▶ TASK STATEMENT:
For the data below, work out how many lines contain the word "altre" and supply only that number.

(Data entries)
---+---

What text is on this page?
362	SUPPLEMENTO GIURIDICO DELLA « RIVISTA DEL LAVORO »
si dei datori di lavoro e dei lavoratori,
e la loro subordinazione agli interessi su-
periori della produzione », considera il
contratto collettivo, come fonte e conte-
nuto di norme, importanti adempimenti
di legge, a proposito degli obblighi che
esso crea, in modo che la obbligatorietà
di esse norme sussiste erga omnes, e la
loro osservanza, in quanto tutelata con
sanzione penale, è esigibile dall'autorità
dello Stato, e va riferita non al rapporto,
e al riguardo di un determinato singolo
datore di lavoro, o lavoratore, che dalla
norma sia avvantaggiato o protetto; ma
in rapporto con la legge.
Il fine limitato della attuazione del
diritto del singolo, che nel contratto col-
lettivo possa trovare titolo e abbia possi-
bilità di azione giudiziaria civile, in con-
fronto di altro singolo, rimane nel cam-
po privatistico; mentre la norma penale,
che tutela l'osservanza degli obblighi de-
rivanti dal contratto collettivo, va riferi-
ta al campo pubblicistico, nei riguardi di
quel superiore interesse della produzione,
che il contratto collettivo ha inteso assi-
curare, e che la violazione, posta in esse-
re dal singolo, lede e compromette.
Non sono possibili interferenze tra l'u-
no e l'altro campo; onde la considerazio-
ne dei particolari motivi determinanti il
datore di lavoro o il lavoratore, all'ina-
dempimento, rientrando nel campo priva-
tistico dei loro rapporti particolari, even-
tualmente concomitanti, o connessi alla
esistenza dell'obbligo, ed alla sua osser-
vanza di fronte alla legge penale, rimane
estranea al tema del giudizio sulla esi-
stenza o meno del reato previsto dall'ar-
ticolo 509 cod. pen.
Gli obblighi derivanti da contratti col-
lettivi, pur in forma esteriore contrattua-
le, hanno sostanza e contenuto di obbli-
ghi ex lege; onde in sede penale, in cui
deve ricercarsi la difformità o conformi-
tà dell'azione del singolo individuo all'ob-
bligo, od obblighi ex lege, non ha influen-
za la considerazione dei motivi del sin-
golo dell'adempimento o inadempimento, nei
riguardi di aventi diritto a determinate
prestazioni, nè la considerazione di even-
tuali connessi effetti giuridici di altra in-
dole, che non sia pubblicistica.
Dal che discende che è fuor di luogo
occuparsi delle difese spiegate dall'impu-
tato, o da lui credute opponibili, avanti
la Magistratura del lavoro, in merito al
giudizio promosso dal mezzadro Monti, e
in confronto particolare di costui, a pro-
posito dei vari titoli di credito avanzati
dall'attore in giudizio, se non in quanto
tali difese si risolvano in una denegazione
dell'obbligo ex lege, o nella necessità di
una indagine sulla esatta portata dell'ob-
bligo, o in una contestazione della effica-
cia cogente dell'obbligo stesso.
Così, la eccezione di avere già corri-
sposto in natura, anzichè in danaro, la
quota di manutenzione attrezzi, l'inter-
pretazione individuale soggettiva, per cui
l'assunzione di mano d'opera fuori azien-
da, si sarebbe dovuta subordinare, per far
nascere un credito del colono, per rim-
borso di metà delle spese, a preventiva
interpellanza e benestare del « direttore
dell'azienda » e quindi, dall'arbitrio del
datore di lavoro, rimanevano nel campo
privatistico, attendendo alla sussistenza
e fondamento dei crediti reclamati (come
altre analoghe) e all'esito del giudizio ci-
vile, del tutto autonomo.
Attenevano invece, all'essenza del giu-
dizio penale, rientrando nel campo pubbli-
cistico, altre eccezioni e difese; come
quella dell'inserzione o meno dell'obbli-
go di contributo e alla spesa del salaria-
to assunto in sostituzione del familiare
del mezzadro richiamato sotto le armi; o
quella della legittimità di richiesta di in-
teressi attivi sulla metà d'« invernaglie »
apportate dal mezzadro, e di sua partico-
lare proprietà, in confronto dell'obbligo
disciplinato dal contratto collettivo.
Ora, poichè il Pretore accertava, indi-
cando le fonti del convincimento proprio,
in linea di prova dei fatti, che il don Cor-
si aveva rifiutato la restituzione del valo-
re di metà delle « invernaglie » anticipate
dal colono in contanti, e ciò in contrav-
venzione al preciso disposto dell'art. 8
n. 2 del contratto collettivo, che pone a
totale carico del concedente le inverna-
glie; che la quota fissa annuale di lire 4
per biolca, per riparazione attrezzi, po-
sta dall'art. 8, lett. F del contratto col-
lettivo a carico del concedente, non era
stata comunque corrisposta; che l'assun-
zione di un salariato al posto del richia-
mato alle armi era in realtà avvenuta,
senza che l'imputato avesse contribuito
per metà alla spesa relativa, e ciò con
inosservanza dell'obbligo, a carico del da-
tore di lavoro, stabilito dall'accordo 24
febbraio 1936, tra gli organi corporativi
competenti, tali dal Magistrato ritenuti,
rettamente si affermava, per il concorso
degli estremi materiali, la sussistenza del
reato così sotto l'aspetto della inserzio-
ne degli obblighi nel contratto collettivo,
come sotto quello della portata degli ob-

---+---

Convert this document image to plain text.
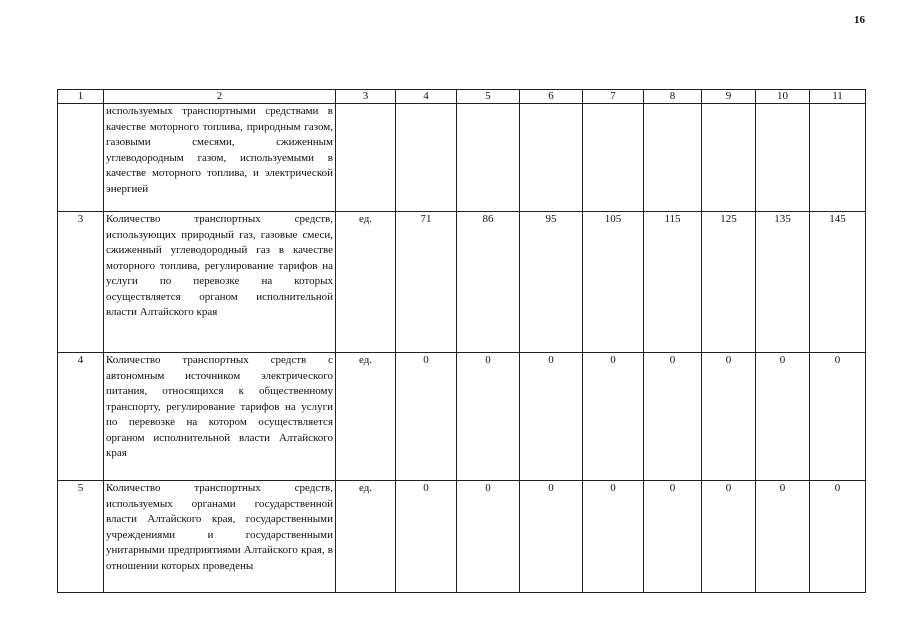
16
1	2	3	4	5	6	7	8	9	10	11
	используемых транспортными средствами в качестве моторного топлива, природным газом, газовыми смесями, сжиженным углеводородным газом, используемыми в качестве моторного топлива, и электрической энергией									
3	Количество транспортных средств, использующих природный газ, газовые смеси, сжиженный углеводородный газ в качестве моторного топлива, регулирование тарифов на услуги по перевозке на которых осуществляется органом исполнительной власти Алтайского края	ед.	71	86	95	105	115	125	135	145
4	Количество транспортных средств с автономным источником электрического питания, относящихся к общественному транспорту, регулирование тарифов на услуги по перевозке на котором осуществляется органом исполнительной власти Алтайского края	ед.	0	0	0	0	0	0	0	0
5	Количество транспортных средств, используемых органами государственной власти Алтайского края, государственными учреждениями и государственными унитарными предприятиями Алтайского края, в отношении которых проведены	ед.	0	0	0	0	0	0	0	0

---+---

▶ ANSWER TO THE TASK:
2